| Task instructions |
Every line below must be reproduced exactly. Copy them all.

##### Data extract #####

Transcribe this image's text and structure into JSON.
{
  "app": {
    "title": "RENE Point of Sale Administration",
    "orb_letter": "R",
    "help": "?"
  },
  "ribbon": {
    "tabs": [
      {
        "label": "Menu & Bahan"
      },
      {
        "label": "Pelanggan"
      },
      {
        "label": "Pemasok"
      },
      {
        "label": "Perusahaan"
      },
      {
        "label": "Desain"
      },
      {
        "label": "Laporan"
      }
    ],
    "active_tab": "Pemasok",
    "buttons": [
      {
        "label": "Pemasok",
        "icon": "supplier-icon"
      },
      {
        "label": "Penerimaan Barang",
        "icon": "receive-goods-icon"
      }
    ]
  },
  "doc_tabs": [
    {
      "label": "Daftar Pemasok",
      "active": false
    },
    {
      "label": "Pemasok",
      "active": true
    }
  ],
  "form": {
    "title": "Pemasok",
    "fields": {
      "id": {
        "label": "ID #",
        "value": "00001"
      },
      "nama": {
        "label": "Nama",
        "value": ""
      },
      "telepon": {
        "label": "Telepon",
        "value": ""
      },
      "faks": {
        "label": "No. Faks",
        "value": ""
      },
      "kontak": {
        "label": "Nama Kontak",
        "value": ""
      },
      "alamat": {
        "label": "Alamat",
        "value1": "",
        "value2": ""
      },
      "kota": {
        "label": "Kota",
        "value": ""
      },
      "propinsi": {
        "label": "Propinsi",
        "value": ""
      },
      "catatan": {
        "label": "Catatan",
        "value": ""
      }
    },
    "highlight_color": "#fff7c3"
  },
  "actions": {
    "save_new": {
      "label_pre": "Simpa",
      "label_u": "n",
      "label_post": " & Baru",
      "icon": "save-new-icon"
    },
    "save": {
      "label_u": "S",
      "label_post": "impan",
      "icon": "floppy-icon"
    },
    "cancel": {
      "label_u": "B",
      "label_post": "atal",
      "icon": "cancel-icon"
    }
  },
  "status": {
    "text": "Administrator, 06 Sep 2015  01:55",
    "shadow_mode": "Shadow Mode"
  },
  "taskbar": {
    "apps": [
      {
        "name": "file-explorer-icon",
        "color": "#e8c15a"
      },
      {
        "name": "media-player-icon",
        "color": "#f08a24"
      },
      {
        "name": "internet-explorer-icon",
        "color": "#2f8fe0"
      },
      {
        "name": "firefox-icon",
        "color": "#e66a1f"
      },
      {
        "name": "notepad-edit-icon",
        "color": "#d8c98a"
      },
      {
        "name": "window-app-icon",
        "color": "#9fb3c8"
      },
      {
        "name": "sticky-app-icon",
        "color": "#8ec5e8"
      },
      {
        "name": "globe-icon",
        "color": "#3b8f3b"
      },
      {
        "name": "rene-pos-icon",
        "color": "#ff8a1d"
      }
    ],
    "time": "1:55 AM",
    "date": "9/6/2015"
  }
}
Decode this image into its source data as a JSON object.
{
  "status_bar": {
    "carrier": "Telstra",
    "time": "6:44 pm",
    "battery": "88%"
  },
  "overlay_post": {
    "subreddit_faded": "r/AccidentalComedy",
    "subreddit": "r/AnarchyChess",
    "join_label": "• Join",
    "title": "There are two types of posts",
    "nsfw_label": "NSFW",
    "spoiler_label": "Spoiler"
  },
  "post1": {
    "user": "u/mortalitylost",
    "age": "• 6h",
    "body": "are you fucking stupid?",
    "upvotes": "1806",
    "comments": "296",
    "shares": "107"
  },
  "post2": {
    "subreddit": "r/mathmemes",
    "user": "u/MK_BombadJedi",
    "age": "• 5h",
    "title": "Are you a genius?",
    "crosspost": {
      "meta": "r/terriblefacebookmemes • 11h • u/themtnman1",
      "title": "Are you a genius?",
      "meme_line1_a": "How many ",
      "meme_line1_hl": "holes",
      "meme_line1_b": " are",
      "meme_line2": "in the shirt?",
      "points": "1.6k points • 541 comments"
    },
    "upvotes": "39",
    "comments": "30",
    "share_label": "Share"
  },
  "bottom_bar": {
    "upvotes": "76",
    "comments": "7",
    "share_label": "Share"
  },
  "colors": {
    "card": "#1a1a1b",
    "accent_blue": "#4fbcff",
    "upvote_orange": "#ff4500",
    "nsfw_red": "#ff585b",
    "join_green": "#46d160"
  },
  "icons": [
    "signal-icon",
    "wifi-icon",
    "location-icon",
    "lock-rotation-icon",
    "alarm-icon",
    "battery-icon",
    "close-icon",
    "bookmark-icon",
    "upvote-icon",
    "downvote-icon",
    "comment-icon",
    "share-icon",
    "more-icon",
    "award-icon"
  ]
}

#####

| Response to the task |
Transcribe this image's text and structure into JSON.
{
  "app": {
    "title": "RENE Point of Sale Administration",
    "orb_letter": "R",
    "help": "?"
  },
  "ribbon": {
    "tabs": [
      {
        "label": "Menu & Bahan"
      },
      {
        "label": "Pelanggan"
      },
      {
        "label": "Pemasok"
      },
      {
        "label": "Perusahaan"
      },
      {
        "label": "Desain"
      },
      {
        "label": "Laporan"
      }
    ],
    "active_tab": "Pemasok",
    "buttons": [
      {
        "label": "Pemasok",
        "icon": "supplier-icon"
      },
      {
        "label": "Penerimaan Barang",
        "icon": "receive-goods-icon"
      }
    ]
  },
  "doc_tabs": [
    {
      "label": "Daftar Pemasok",
      "active": false
    },
    {
      "label": "Pemasok",
      "active": true
    }
  ],
  "form": {
    "title": "Pemasok",
    "fields": {
      "id": {
        "label": "ID #",
        "value": "00001"
      },
      "nama": {
        "label": "Nama",
        "value": ""
      },
      "telepon": {
        "label": "Telepon",
        "value": ""
      },
      "faks": {
        "label": "No. Faks",
        "value": ""
      },
      "kontak": {
        "label": "Nama Kontak",
        "value": ""
      },
      "alamat": {
        "label": "Alamat",
        "value1": "",
        "value2": ""
      },
      "kota": {
        "label": "Kota",
        "value": ""
      },
      "propinsi": {
        "label": "Propinsi",
        "value": ""
      },
      "catatan": {
        "label": "Catatan",
        "value": ""
      }
    },
    "highlight_color": "#fff7c3"
  },
  "actions": {
    "save_new": {
      "label_pre": "Simpa",
      "label_u": "n",
      "label_post": " & Baru",
      "icon": "save-new-icon"
    },
    "save": {
      "label_u": "S",
      "label_post": "impan",
      "icon": "floppy-icon"
    },
    "cancel": {
      "label_u": "B",
      "label_post": "atal",
      "icon": "cancel-icon"
    }
  },
  "status": {
    "text": "Administrator, 06 Sep 2015  01:55",
    "shadow_mode": "Shadow Mode"
  },
  "taskbar": {
    "apps": [
      {
        "name": "file-explorer-icon",
        "color": "#e8c15a"
      },
      {
        "name": "media-player-icon",
        "color": "#f08a24"
      },
      {
        "name": "internet-explorer-icon",
        "color": "#2f8fe0"
      },
      {
        "name": "firefox-icon",
        "color": "#e66a1f"
      },
      {
        "name": "notepad-edit-icon",
        "color": "#d8c98a"
      },
      {
        "name": "window-app-icon",
        "color": "#9fb3c8"
      },
      {
        "name": "sticky-app-icon",
        "color": "#8ec5e8"
      },
      {
        "name": "globe-icon",
        "color": "#3b8f3b"
      },
      {
        "name": "rene-pos-icon",
        "color": "#ff8a1d"
      }
    ],
    "time": "1:55 AM",
    "date": "9/6/2015"
  }
}
Decode this image into its source data as a JSON object.
{
  "status_bar": {
    "carrier": "Telstra",
    "time": "6:44 pm",
    "battery": "88%"
  },
  "overlay_post": {
    "subreddit_faded": "r/AccidentalComedy",
    "subreddit": "r/AnarchyChess",
    "join_label": "• Join",
    "title": "There are two types of posts",
    "nsfw_label": "NSFW",
    "spoiler_label": "Spoiler"
  },
  "post1": {
    "user": "u/mortalitylost",
    "age": "• 6h",
    "body": "are you fucking stupid?",
    "upvotes": "1806",
    "comments": "296",
    "shares": "107"
  },
  "post2": {
    "subreddit": "r/mathmemes",
    "user": "u/MK_BombadJedi",
    "age": "• 5h",
    "title": "Are you a genius?",
    "crosspost": {
      "meta": "r/terriblefacebookmemes • 11h • u/themtnman1",
      "title": "Are you a genius?",
      "meme_line1_a": "How many ",
      "meme_line1_hl": "holes",
      "meme_line1_b": " are",
      "meme_line2": "in the shirt?",
      "points": "1.6k points • 541 comments"
    },
    "upvotes": "39",
    "comments": "30",
    "share_label": "Share"
  },
  "bottom_bar": {
    "upvotes": "76",
    "comments": "7",
    "share_label": "Share"
  },
  "colors": {
    "card": "#1a1a1b",
    "accent_blue": "#4fbcff",
    "upvote_orange": "#ff4500",
    "nsfw_red": "#ff585b",
    "join_green": "#46d160"
  },
  "icons": [
    "signal-icon",
    "wifi-icon",
    "location-icon",
    "lock-rotation-icon",
    "alarm-icon",
    "battery-icon",
    "close-icon",
    "bookmark-icon",
    "upvote-icon",
    "downvote-icon",
    "comment-icon",
    "share-icon",
    "more-icon",
    "award-icon"
  ]
}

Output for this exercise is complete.